§ **Job**
Transcribe the records that follow exactly. Skip the pictures.

§ **Extracted information**

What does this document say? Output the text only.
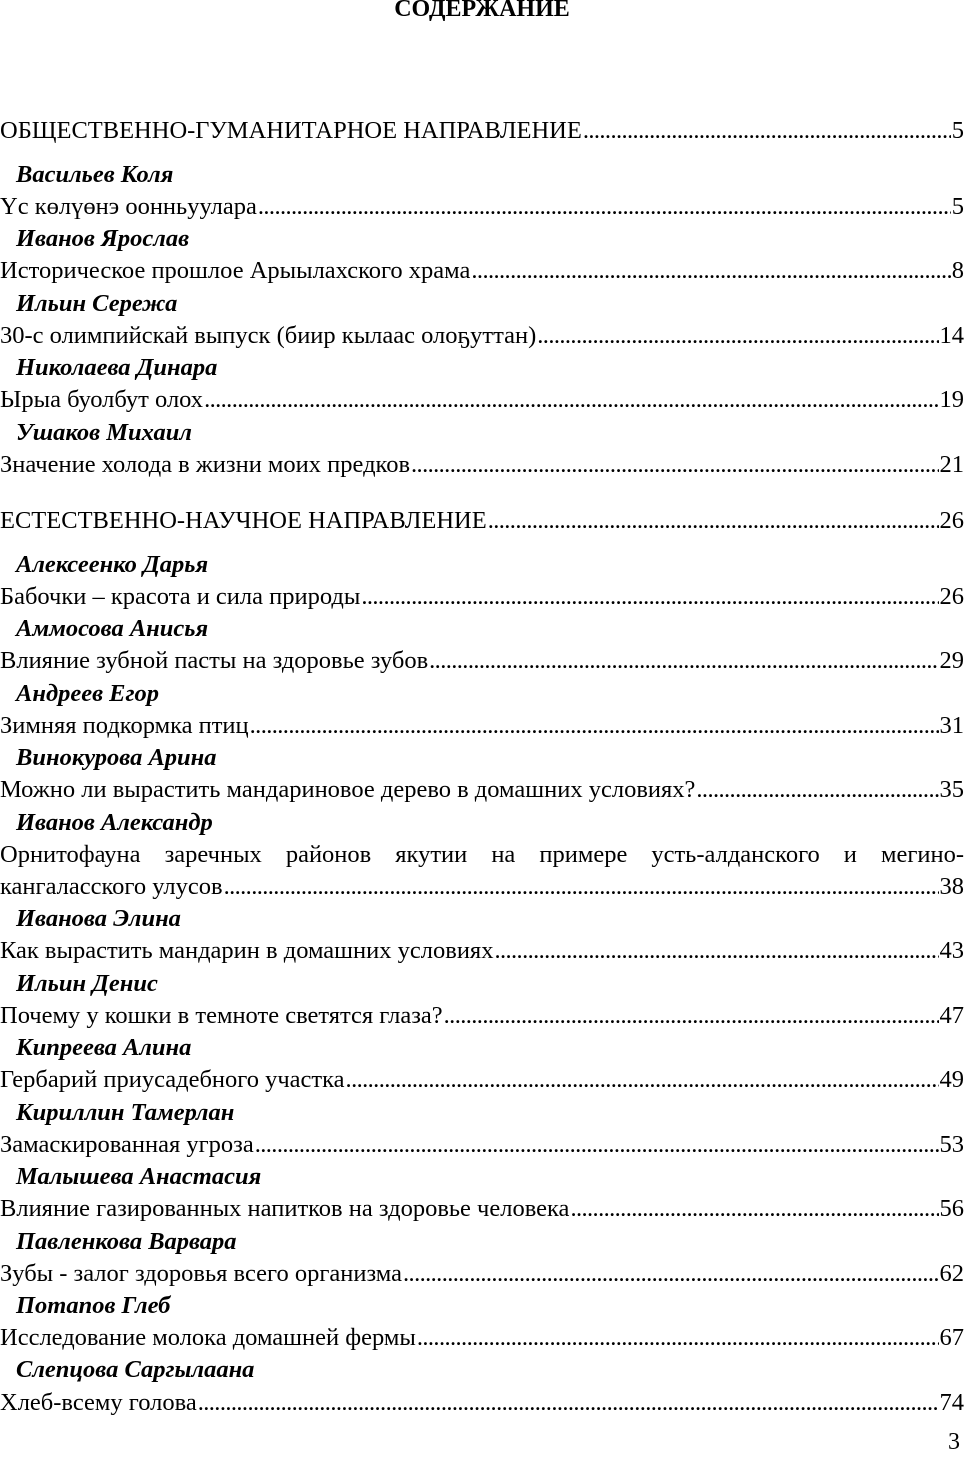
СОДЕРЖАНИЕ
ОБЩЕСТВЕННО-ГУМАНИТАРНОЕ НАПРАВЛЕНИЕ .....	5
Васильев Коля
Үс көлүөнэ оонньуулара .....	5
Иванов Ярослав
Историческое прошлое Арыылахского храма .....	8
Ильин Сережа
30-с олимпийскай выпуск (биир кылаас олоҕуттан) .....	14
Николаева Динара
Ырыа буолбут олох .....	19
Ушаков Михаил
Значение холода в жизни моих предков .....	21
ЕСТЕСТВЕННО-НАУЧНОЕ НАПРАВЛЕНИЕ .....	26
Алексеенко Дарья
Бабочки – красота и сила природы .....	26
Аммосова Анисья
Влияние зубной пасты на здоровье зубов .....	29
Андреев Егор
Зимняя подкормка птиц .....	31
Винокурова Арина
Можно ли вырастить мандариновое дерево в домашних условиях? .....	35
Иванов Александр
Орнитофауна заречных районов якутии на примере усть-алданского и мегино-
кангаласского улусов .....	38
Иванова Элина
Как вырастить мандарин в домашних условиях .....	43
Ильин Денис
Почему у кошки в темноте светятся глаза? .....	47
Кипреева Алина
Гербарий приусадебного участка .....	49
Кириллин Тамерлан
Замаскированная угроза .....	53
Малышева Анастасия
Влияние газированных напитков на здоровье человека .....	56
Павленкова Варвара
Зубы - залог здоровья всего организма .....	62
Потапов Глеб
Исследование молока домашней фермы .....	67
Слепцова Саргылаана
Хлеб-всему голова .....	74
3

§ **Response to this task**
What does this document say? Output the text only.
СОДЕРЖАНИЕ
ОБЩЕСТВЕННО-ГУМАНИТАРНОЕ НАПРАВЛЕНИЕ .....	5
Васильев Коля
Үс көлүөнэ оонньуулара .....	5
Иванов Ярослав
Историческое прошлое Арыылахского храма .....	8
Ильин Сережа
30-с олимпийскай выпуск (биир кылаас олоҕуттан) .....	14
Николаева Динара
Ырыа буолбут олох .....	19
Ушаков Михаил
Значение холода в жизни моих предков .....	21
ЕСТЕСТВЕННО-НАУЧНОЕ НАПРАВЛЕНИЕ .....	26
Алексеенко Дарья
Бабочки – красота и сила природы .....	26
Аммосова Анисья
Влияние зубной пасты на здоровье зубов .....	29
Андреев Егор
Зимняя подкормка птиц .....	31
Винокурова Арина
Можно ли вырастить мандариновое дерево в домашних условиях? .....	35
Иванов Александр
Орнитофауна заречных районов якутии на примере усть-алданского и мегино-
кангаласского улусов .....	38
Иванова Элина
Как вырастить мандарин в домашних условиях .....	43
Ильин Денис
Почему у кошки в темноте светятся глаза? .....	47
Кипреева Алина
Гербарий приусадебного участка .....	49
Кириллин Тамерлан
Замаскированная угроза .....	53
Малышева Анастасия
Влияние газированных напитков на здоровье человека .....	56
Павленкова Варвара
Зубы - залог здоровья всего организма .....	62
Потапов Глеб
Исследование молока домашней фермы .....	67
Слепцова Саргылаана
Хлеб-всему голова .....	74
3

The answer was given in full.